PROBLEMS =>
1/ Transcribe the passage from the playlist metrics page between "playlist_info.index = list(my_playlist.index)" and "pd.concat([my_playlist, playlist_info], axis=1)", inclusive.
2/ Condense the paragraph of the playlist metrics page that begins "Metrics for this task can be daunting" into a bulleted list that keeps its main facts.

Table of Contents

Project Statement and Goals
Motivation and Background
Data Description
EDA
Data Cleaning
Metrics
Model Training
Interpreting the Model
Model Testing and Results
Conclusion and What’s Next
Literature Review

Metrics:

Introduction

Metrics for this task can be daunting: with over 2 million unique songs in the MPD, how could any model manage to pick the one you yourself would have chosen to add to your playlist? On the other hand, we could imagine a model that just picks all 2 million songs to add to your playlist and surely all of your favorite songs will be waiting for you. To find a compromise, we created a training set with 70% of the tracks in each playlist and a test set with 30%. For each playlist, our model will choose a number of top song predictions. These predictions will then be narrowed down to the ones with greatest probability of match and be equal in size to the test set for that playlist data. The fraction of our model’s top predictions that are actually in the test set is one of our metrics.

This all sounds all the more reasonable in light of the fact that this is one of the metrics that the Spotify MPD Competition is actually using! The name of the metric is R-Precision and the idea is widely used in testing recommendation systems. We imported the Spotify Competition metrics library into our notebook.

R-Precision Mathematically Defined

R-Precision Metric = (Intersection of Prediction and Truth) / (Truth) , where (Truth) is the set of tracks matching tracks in the test set portion of a playlist, and Prediction is the set of top predicted tracks, constrained to be equal in length to Truth.

R-Precision is a reasonable metric because it has a simple formula that makes for easy interpretability and it also allows us to compare to the scores acheived in the Spotify MPD Competition. However, we also wanted another metric that was engaging.

Our Second Metric: See Top 10 Recommendations for a Given Playlist

Naturally we also added functionality in the testing phase so that we could inspect predictions being made for any given playlist_pid and see for ourselves if the recommendations are complimentary.

Creating our own playlists and getting recommendations

We also have the following function which allows us to create our own playlist and append it to the main dataframe:

def create_my_playlist(songs: list, name: string, description: string):
    my_playlist = pd.DataFrame()
    for song in songs:
        # Append to new playlist the song as it first appears in the main dataframe merged 
        # along with its meta information
        my_playlist = my_playlist.append(merged.loc[merged.track_name == song].iloc[0][tracks_df.columns.append(pd.Index(["track_uri"]))])
    
    # Fill in playlist meta info for all newly added songs
    playlist_info = pd.DataFrame(columns = list(playlist_df.columns))
    playlist_info["playlist_collaborative"] = pd.Series("false")
    playlist_info["playlist_description"] = description
    playlist_info["playlist_modified_at"] = 1496793600
    playlist_info["playlist_name"] = name
    playlist_info["playlist_num_edits"] = 1
    playlist_info["playlist_num_followers"] = 1
    playlist_info["playlist_pid"] = np.max(merged.playlist_pid) + 1
    playlist_info["playlist_num_artists"] = my_playlist["track_artist_uri"].nunique()
    playlist_info["playlist_num_tracks"] = len(my_playlist)
    playlist_info["playlist_duration_ms"] = np.sum(my_playlist["track_duration_ms"])
    playlist_info["playlist_num_albums"] = my_playlist["track_album_uri"].nunique()
    playlist_info = pd.concat([playlist_info] * len(songs))
    playlist_info.index = list(my_playlist.index)
    
    # Concat new song playlist track df with playlist specific columns
    result_df =  pd.concat([my_playlist, playlist_info], axis=1)
    result_df.index = range(len(merged), len(merged) + len(songs))
    
    #Return new playlist dataframe which can now be appended to the main MPD dataframe we are working with
    return result_df

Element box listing
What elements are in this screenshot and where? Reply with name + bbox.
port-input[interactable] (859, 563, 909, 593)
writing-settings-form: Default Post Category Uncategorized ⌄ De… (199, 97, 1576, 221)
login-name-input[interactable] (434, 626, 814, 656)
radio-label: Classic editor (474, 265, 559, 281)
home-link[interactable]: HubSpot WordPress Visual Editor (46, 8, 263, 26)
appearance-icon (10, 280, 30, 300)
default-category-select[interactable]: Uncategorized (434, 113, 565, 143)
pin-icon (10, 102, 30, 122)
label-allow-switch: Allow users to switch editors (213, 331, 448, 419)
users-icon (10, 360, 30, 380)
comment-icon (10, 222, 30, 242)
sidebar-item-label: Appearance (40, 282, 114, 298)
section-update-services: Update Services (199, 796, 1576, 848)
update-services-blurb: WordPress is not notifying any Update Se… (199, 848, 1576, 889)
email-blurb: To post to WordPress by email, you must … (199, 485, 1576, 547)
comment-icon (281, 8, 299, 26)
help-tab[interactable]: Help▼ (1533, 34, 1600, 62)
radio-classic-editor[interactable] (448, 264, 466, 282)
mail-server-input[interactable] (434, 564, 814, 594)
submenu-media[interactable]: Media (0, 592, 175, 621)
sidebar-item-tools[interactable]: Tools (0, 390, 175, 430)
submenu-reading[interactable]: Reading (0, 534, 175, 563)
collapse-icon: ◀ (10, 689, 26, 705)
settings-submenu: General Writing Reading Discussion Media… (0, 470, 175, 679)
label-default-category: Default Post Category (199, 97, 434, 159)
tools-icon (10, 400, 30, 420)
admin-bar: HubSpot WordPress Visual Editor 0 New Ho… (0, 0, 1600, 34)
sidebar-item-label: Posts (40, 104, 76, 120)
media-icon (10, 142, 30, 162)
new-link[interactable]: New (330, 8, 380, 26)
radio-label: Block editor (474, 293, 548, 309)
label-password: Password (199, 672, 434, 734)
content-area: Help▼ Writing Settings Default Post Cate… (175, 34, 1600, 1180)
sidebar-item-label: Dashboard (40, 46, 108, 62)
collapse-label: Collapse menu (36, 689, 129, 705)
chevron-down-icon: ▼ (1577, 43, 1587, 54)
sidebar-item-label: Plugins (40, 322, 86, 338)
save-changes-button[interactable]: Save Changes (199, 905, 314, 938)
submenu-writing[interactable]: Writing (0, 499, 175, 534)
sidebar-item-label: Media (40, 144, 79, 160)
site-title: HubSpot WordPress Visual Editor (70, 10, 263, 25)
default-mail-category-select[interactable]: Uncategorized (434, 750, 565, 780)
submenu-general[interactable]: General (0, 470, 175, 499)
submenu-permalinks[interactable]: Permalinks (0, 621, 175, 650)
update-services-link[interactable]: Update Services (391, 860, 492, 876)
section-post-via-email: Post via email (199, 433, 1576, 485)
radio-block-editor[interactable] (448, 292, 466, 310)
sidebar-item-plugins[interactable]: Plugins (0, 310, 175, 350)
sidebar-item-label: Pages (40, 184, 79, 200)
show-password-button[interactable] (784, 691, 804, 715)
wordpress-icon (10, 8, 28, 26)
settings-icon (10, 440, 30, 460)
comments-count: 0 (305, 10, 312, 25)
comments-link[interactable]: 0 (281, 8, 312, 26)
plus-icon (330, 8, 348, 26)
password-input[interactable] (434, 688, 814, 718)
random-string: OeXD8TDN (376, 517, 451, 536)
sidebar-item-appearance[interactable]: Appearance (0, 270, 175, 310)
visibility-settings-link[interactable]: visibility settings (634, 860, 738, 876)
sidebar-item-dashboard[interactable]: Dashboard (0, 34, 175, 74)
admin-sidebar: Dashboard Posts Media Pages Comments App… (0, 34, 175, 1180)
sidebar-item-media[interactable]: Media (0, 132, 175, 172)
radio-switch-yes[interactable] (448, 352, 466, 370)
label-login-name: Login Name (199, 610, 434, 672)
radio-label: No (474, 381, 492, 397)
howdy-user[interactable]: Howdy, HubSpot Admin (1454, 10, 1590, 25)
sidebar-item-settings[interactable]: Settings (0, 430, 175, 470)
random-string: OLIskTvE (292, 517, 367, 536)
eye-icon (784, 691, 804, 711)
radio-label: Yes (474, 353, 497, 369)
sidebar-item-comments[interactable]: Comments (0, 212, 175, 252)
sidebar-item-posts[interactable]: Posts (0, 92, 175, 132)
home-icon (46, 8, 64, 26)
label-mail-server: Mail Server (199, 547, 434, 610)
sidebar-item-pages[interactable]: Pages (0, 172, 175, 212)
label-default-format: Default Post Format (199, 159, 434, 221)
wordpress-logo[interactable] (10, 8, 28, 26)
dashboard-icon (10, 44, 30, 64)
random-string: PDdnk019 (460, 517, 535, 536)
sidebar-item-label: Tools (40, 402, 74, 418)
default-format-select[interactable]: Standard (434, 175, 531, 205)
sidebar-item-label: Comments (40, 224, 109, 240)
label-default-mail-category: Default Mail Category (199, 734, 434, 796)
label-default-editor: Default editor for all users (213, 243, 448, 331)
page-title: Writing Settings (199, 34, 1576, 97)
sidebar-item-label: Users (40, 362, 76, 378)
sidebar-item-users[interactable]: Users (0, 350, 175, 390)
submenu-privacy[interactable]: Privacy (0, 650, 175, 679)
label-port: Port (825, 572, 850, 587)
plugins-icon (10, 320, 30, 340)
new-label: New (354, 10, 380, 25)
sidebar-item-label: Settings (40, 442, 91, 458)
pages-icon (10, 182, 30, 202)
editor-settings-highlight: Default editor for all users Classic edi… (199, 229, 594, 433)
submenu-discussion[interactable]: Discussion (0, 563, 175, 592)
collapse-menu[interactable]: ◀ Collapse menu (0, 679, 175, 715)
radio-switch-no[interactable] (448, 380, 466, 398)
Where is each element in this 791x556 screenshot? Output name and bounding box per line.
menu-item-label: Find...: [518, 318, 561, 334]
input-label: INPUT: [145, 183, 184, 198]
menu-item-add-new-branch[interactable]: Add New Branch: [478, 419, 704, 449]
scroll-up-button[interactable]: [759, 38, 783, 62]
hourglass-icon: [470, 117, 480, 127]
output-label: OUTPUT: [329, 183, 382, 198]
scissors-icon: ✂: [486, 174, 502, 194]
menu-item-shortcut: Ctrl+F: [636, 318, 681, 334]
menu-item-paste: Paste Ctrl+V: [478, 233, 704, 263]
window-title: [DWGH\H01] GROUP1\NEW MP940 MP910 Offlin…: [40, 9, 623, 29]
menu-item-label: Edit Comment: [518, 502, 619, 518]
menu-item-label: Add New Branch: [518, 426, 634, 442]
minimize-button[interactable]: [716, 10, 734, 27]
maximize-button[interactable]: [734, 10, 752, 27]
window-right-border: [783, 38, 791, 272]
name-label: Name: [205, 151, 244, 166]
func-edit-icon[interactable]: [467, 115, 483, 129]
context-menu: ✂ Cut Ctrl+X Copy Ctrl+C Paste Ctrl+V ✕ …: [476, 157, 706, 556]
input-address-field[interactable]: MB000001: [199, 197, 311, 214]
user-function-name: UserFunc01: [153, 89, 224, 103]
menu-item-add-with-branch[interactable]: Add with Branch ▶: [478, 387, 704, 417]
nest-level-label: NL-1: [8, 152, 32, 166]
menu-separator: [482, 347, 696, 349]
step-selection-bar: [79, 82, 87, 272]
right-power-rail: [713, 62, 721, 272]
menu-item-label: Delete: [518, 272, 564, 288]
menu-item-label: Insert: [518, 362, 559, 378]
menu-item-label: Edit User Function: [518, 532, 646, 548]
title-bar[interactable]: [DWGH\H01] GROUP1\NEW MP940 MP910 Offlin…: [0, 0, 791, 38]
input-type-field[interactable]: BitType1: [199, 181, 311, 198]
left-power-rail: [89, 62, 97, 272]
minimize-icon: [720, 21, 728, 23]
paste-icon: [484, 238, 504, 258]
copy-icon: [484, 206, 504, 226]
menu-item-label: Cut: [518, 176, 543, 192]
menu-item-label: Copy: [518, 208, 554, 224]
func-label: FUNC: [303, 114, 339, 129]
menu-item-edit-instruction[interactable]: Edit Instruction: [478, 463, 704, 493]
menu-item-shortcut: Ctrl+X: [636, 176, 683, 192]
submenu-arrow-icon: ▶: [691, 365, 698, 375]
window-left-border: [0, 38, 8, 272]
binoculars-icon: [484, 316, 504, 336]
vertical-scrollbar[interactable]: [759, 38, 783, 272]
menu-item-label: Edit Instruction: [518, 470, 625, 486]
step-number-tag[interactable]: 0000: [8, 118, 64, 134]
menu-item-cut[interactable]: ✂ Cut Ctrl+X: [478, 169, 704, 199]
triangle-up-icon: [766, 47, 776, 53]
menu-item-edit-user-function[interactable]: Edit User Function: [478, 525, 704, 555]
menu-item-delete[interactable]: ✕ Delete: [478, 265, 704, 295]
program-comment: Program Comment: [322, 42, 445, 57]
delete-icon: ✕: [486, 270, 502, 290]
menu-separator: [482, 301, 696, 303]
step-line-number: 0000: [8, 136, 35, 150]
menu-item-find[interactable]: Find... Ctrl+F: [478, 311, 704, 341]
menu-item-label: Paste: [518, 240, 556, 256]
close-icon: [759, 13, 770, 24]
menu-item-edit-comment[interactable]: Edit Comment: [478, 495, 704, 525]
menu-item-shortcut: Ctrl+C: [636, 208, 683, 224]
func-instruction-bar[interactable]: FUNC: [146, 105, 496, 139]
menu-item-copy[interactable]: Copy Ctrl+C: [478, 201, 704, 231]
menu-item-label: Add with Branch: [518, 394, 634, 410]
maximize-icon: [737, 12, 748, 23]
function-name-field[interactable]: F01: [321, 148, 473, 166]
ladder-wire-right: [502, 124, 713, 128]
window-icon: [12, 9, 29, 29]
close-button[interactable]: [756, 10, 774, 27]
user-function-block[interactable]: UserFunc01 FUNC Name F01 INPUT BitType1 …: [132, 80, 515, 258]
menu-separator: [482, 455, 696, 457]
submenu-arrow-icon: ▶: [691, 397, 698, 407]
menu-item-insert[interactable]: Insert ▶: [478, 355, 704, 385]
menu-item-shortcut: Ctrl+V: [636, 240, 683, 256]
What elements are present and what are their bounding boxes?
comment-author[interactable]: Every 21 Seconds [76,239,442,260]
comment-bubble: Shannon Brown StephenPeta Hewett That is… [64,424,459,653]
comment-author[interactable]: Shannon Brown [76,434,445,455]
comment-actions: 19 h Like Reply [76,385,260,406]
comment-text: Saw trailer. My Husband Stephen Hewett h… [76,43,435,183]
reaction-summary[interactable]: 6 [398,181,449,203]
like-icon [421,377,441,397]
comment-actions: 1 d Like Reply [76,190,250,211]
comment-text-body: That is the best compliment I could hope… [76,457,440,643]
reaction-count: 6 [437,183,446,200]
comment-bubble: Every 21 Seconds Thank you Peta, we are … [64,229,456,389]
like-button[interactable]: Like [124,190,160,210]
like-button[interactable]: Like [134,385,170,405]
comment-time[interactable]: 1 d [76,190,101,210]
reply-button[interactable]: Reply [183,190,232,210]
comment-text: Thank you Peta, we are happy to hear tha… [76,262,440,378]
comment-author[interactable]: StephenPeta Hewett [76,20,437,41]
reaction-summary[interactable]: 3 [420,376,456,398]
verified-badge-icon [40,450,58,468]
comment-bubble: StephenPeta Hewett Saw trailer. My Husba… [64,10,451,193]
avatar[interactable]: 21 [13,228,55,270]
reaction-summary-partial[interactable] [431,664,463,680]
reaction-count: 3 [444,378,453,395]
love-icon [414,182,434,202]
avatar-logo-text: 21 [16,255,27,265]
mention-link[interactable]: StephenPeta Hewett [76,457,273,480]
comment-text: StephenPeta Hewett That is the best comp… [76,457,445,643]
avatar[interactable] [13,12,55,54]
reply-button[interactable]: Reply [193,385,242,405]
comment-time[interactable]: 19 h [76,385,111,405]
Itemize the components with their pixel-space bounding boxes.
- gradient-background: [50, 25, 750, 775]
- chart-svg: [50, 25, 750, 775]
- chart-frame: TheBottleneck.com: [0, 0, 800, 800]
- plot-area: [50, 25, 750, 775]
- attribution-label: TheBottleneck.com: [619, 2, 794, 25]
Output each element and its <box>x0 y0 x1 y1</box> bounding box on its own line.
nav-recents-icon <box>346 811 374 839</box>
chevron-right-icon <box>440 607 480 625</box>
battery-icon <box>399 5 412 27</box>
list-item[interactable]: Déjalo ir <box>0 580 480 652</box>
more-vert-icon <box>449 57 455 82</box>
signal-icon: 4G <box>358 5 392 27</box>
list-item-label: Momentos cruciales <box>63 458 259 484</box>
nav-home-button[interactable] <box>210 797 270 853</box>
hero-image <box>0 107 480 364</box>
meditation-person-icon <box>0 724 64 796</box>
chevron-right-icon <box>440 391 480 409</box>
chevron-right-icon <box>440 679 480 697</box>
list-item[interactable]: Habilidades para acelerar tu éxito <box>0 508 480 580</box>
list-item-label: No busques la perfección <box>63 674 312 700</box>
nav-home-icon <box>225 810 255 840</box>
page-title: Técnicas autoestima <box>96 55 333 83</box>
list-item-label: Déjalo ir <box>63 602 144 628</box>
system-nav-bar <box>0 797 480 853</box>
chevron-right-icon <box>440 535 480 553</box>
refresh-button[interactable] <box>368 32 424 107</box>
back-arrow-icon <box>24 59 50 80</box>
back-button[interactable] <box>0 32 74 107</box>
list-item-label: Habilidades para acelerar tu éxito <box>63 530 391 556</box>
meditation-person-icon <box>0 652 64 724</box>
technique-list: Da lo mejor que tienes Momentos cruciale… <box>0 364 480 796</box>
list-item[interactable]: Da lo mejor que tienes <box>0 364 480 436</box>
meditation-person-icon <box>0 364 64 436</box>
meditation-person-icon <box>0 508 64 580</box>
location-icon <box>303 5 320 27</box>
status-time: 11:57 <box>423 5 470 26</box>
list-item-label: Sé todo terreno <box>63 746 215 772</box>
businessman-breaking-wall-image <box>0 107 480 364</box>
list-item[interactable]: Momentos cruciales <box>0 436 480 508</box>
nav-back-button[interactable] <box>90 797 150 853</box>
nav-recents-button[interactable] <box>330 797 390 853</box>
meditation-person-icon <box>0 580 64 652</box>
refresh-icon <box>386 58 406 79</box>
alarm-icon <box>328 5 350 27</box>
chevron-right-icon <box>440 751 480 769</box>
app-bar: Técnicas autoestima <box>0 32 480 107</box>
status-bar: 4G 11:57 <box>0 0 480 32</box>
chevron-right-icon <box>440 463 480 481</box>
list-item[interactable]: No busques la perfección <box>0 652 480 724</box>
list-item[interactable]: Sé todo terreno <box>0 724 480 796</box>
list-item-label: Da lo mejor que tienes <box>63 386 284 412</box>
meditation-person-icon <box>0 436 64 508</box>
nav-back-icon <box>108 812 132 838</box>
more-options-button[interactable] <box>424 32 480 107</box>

THE SOLUTIONS =>
1/
playlist_info.index = list(my_playlist.index)
    
    # Concat new song playlist track df with playlist specific columns
    result_df =  pd.concat([my_playlist, playlist_info], axis=1)

2/
- The MPD has over 2 million unique songs, so it is hard for a model to pick the exact song a user would add.
- At the other extreme, a model could pick all 2 million songs, and every favorite would be included.
- As a compromise, each playlist's tracks were split 70% into a training set and 30% into a test set.
- For each playlist, the model chooses a number of top song predictions.
- These are narrowed to the ones with the greatest probability of a match, equal in number to that playlist's test set.
- One metric is the fraction of these top predictions that are actually in the test set.